## GOAL OF THE EXERCISE:
Search the listing below for the string "Tipo" and show each line that contains it.

## RECORDED DATA:
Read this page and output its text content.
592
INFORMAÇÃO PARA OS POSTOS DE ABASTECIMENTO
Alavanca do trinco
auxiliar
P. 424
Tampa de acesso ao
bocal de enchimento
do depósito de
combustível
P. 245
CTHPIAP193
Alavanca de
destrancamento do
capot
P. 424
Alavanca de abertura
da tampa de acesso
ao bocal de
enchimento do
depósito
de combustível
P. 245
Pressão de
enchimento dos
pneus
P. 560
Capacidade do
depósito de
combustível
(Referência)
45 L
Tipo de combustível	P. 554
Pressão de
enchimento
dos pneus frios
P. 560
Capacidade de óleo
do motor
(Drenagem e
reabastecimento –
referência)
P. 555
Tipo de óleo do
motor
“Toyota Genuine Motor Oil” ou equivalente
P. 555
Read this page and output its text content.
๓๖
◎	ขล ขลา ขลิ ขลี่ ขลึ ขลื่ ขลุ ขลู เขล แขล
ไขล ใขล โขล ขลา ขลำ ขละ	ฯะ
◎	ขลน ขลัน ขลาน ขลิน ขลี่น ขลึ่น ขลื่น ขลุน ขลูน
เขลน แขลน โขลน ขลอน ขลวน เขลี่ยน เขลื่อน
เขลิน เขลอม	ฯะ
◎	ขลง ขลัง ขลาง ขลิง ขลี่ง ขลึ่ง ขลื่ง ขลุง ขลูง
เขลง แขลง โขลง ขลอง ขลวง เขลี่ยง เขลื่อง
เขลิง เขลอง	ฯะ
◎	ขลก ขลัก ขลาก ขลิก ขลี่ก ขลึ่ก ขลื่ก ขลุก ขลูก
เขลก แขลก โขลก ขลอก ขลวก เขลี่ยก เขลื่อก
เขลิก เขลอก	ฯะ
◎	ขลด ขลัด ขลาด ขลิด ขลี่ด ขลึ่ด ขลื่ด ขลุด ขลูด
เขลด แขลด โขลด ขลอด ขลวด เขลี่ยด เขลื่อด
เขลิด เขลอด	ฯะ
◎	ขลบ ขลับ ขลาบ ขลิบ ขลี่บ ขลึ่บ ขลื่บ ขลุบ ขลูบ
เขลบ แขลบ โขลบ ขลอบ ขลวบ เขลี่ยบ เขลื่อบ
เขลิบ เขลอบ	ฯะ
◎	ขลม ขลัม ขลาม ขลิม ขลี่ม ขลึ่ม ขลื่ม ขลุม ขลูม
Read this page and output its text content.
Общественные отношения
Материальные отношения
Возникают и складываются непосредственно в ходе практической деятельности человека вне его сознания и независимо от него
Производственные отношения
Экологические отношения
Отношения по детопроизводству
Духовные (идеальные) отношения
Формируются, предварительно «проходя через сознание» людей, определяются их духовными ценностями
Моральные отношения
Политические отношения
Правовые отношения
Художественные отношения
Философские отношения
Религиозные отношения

## RESPONSE TO THIS TASK:
Tipo de combustível	P. 554
Tipo de óleo do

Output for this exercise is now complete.